◆ **The task**
Within the records that follow, find every line containing the string "many". Copy those lines.

★ ★ ★ ★ ★ ★ ★

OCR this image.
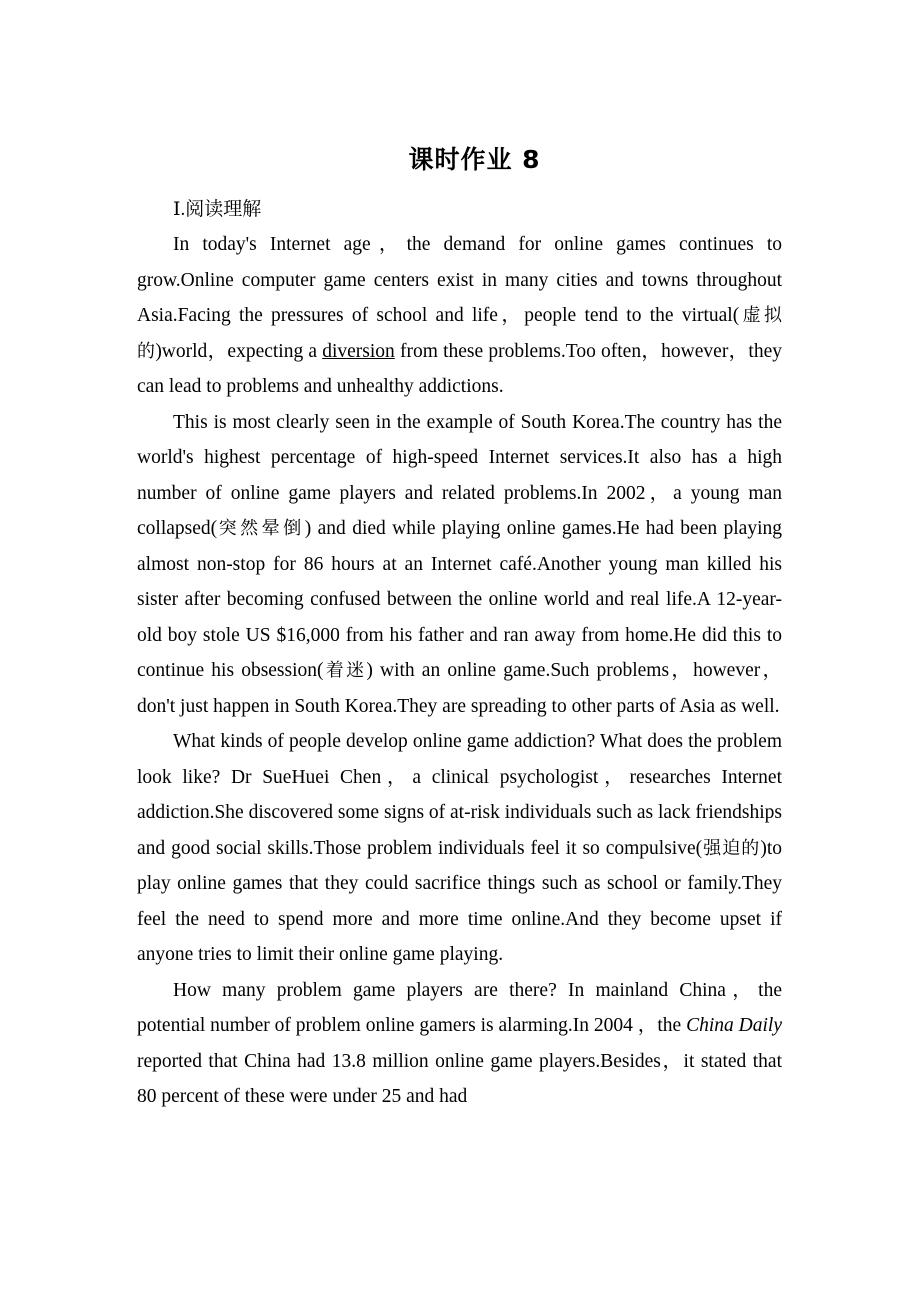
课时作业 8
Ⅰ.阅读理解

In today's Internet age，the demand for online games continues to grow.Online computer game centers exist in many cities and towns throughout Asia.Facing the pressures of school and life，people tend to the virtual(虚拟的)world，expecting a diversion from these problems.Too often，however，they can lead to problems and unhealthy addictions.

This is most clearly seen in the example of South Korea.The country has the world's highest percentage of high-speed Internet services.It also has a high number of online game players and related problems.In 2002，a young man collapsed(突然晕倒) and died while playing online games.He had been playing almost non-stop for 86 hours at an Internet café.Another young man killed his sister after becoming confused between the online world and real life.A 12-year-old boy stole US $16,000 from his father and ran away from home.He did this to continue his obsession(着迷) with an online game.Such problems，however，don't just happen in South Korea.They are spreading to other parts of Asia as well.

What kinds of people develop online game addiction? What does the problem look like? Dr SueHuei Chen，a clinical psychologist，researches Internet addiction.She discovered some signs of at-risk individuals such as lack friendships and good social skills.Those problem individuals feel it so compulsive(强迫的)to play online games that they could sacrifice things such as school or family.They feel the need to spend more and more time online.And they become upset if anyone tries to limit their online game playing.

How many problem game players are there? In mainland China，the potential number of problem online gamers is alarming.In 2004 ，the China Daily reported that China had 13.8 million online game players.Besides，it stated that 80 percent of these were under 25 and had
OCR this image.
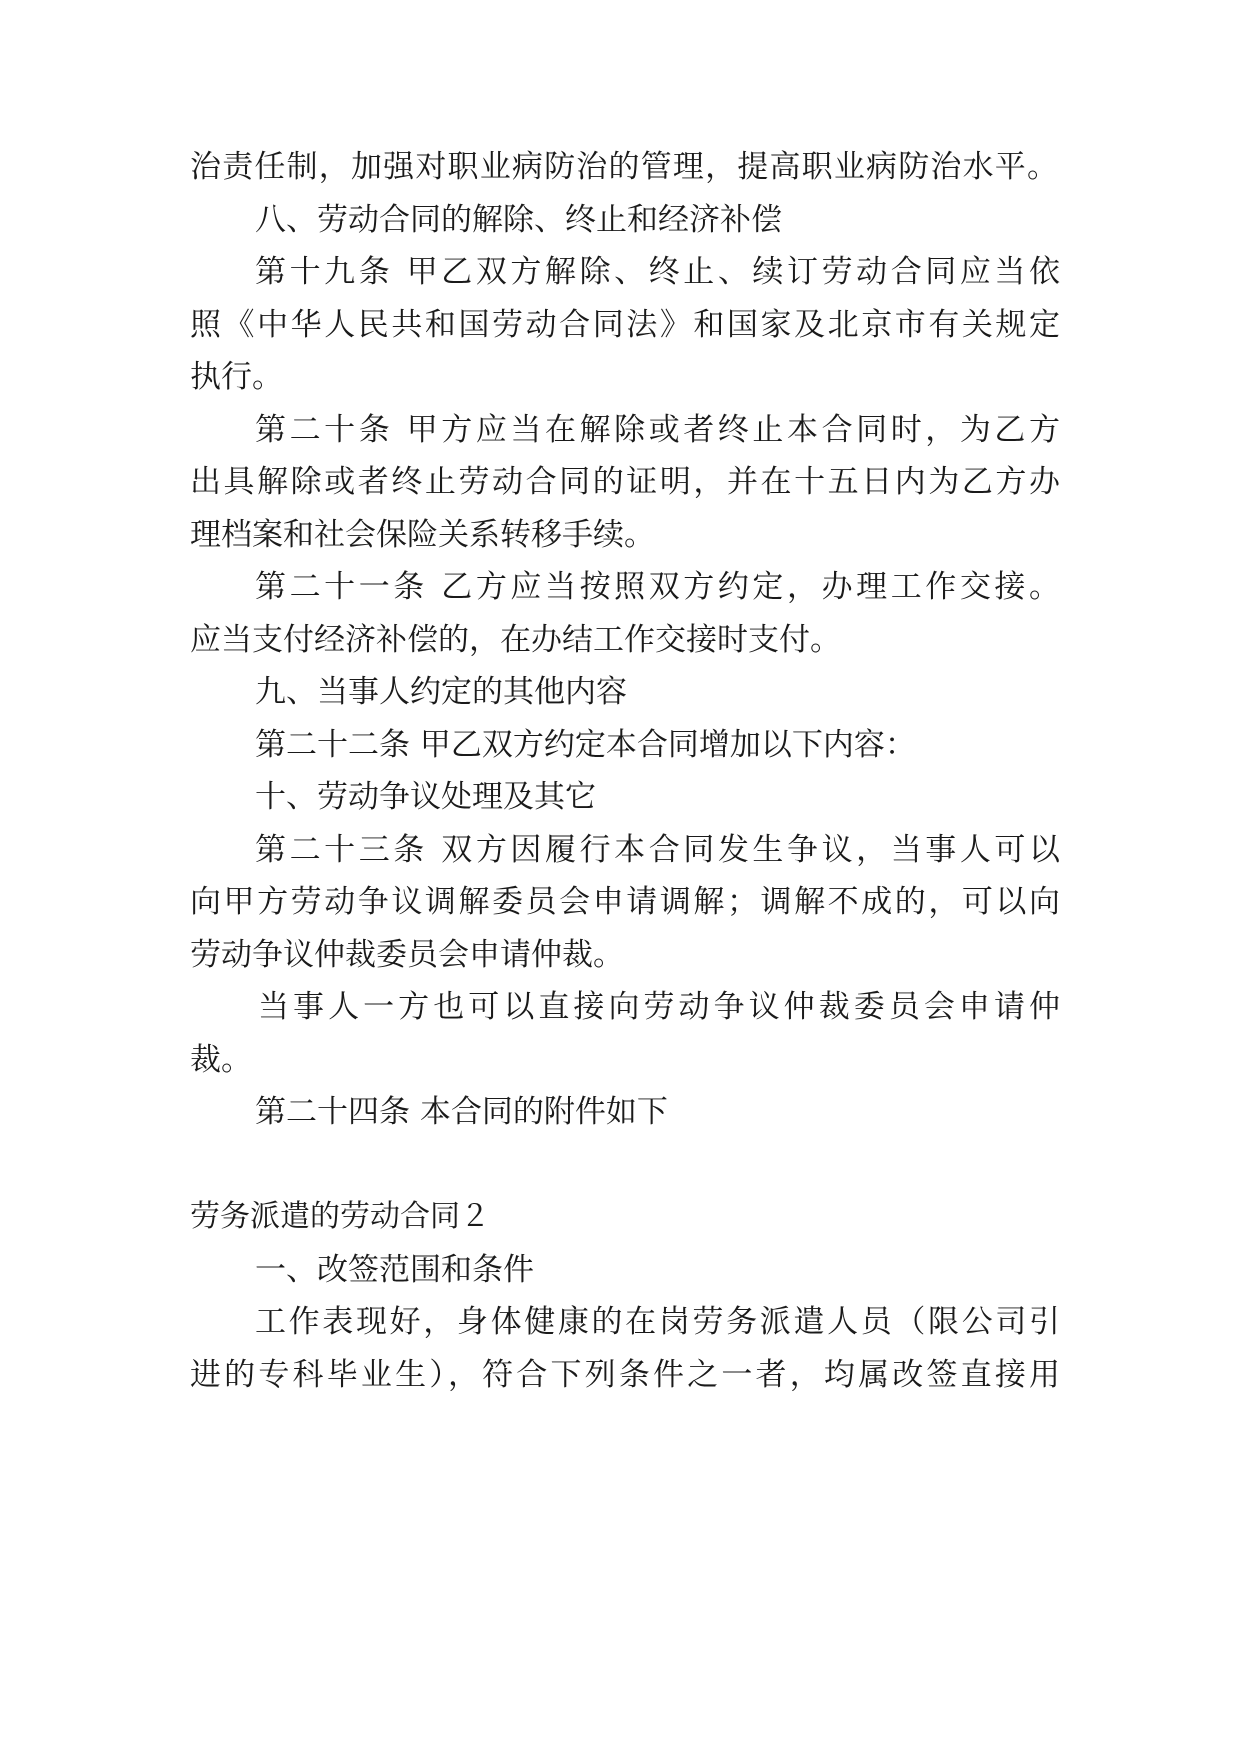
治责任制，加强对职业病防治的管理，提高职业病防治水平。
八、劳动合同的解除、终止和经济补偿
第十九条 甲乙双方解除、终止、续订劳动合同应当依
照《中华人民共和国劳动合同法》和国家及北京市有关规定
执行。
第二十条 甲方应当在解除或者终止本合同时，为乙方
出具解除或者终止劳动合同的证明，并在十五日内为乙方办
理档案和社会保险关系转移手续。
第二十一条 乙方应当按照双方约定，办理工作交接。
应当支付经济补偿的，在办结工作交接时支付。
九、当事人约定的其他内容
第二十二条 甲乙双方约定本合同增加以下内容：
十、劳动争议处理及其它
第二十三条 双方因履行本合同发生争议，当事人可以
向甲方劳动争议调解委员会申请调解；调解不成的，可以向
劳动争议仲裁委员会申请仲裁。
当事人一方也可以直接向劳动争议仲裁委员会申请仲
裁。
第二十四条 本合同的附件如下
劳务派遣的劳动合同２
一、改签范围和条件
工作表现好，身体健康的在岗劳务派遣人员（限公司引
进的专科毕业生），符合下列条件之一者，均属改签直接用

★ ★ ★ ★ ★ ★ ★

◆ **Exercise result**
In today's Internet age，the demand for online games continues to grow.Online computer game centers exist in many cities and towns throughout Asia.Facing the pressures of school and life，people tend to the virtual(虚拟的)world，expecting a diversion from these problems.Too often，however，they can lead to problems and unhealthy addictions.
How many problem game players are there? In mainland China，the potential number of problem online gamers is alarming.In 2004 ，the China Daily reported that China had 13.8 million online game players.Besides，it stated that 80 percent of these were under 25 and had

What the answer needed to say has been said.